>> Begin Source

The unadorned video suddenly appeared on social media earlier this month: a young man with a bushy red beard and a guitar in a backwoods locale, dogs at his feet and bugs buzzing in the background. In an impassioned drawl, he sings a country-folk anthem about selling his soul “working all day,” and being kept in his place by inflation, high taxes and the elites he holds responsible: “Rich Men North of Richmond.”
On Monday, hardly a week after the song’s release, the previously unknown songwriter and one-time factory worker who performs as Oliver Anthony Music made an unprecedented leap straight to No. 1 on the Billboard singles chart, topping pop superstars like Taylor Swift and Olivia Rodrigo as well as established country crossover acts including Morgan Wallen and Luke Combs.
Boosted early on by influential conservative pundits and media figures like Jack Posobiec and Jason Whitlock, Mr. Anthony’s “Rich Men North of Richmond” was praised for its stripped-down sound and workingman relatability. “The main reason this song resonates with so many people isn’t political,” Matt Walsh, a podcast host and columnist for the conservative Daily Wire, wrote on X, formerly known as Twitter. “We are suffocated by artificiality.” On Instagram, the mega-podcaster Joe Rogan added, “You can’t fake authentic.”
The song’s populism unmistakably leans rightward, resulting in an original track perfectly primed for a hyperpolarized moment when conservatives perceive themselves as embattled and politics unrelentingly washes into every other aspect of culture, be it sports, movies or pop music.
“People are just angry over the way that I would say the woke universe has taken over so much of content,” said Clay Travis, the talk-radio host and author of “American Playbook: A Guide to Winning Back the Country From the Democrats.” “And I think what you’re seeing is a backlash and a rebellion.”

>> End Source

▸ **Given problem a**
In the records, replace "shaded-period" with "highlighted-period" in the lines from the first line through the line holding "rebalance-point [2194, 287, 2213, 306]", inclusive, and give those lines with nothing else changed.
The text and the records have nothing to do with each other.

>> Begin Data shown

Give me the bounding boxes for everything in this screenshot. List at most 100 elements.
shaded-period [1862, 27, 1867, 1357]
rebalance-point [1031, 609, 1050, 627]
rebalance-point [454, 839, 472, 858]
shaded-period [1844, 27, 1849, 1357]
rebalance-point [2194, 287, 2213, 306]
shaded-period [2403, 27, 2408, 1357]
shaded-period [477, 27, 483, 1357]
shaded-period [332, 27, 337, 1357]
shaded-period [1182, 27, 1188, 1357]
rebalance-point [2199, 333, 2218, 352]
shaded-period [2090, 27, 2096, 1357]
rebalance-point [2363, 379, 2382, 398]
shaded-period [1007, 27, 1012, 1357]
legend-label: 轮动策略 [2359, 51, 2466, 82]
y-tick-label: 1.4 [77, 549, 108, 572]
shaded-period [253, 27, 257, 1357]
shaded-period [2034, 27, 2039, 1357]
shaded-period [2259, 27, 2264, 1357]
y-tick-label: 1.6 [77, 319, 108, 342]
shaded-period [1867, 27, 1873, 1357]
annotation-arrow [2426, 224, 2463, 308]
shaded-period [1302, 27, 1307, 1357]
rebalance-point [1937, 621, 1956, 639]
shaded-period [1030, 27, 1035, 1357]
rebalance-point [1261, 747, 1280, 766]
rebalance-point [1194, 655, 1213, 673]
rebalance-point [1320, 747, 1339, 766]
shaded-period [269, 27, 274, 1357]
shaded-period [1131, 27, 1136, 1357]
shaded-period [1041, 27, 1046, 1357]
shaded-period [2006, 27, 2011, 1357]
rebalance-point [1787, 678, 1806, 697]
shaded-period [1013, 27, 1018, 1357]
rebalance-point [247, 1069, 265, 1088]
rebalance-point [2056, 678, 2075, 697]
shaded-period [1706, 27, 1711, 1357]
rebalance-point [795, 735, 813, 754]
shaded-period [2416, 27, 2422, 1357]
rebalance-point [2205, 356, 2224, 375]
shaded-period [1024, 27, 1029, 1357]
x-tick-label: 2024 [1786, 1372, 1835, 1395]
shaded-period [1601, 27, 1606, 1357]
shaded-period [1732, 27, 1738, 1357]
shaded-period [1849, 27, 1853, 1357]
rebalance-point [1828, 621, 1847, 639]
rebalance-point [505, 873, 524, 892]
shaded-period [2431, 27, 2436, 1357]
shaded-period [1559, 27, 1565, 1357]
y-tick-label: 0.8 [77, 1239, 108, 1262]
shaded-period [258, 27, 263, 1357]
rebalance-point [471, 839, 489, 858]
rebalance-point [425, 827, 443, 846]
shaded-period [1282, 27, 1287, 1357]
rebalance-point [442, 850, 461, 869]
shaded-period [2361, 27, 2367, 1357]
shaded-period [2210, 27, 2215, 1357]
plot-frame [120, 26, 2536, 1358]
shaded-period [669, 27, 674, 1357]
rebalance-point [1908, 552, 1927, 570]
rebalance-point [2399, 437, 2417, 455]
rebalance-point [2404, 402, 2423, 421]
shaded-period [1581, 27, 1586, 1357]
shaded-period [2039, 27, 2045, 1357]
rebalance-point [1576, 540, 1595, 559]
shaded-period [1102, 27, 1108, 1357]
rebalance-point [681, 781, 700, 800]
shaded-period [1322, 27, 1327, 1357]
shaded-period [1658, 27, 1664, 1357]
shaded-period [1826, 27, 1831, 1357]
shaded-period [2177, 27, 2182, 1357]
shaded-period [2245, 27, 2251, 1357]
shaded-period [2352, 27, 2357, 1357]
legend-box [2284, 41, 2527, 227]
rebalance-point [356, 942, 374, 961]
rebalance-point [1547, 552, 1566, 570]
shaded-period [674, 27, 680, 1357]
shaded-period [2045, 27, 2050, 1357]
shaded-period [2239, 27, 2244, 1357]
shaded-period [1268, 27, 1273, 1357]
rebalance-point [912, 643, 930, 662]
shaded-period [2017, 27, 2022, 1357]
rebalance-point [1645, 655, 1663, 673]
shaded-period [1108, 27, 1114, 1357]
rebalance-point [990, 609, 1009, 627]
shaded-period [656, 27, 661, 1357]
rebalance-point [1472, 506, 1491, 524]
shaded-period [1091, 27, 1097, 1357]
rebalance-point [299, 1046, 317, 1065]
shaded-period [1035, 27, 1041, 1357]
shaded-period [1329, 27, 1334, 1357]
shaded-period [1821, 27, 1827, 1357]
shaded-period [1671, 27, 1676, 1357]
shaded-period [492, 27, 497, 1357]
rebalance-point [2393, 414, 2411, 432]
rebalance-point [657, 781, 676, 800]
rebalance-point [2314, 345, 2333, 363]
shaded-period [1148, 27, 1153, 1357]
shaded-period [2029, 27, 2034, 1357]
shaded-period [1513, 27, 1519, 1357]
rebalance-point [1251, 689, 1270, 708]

>> End Data shown

▸ **Given problem b**
Answer these questions from the article about the song "Rich Men North of Richmond":
(i) What lies at the young man's feet in the video?
(ii) To what position did the song leap on the Billboard singles chart?
(iii) On which platform did Joe Rogan post his comment?

▸ **Final answer a**
Give me the bounding boxes for everything in this screenshot. List at most 100 elements.
highlighted-period [1862, 27, 1867, 1357]
rebalance-point [1031, 609, 1050, 627]
rebalance-point [454, 839, 472, 858]
highlighted-period [1844, 27, 1849, 1357]
rebalance-point [2194, 287, 2213, 306]

▸ **Final answer b**
(i) Dogs
(ii) No. 1
(iii) Instagram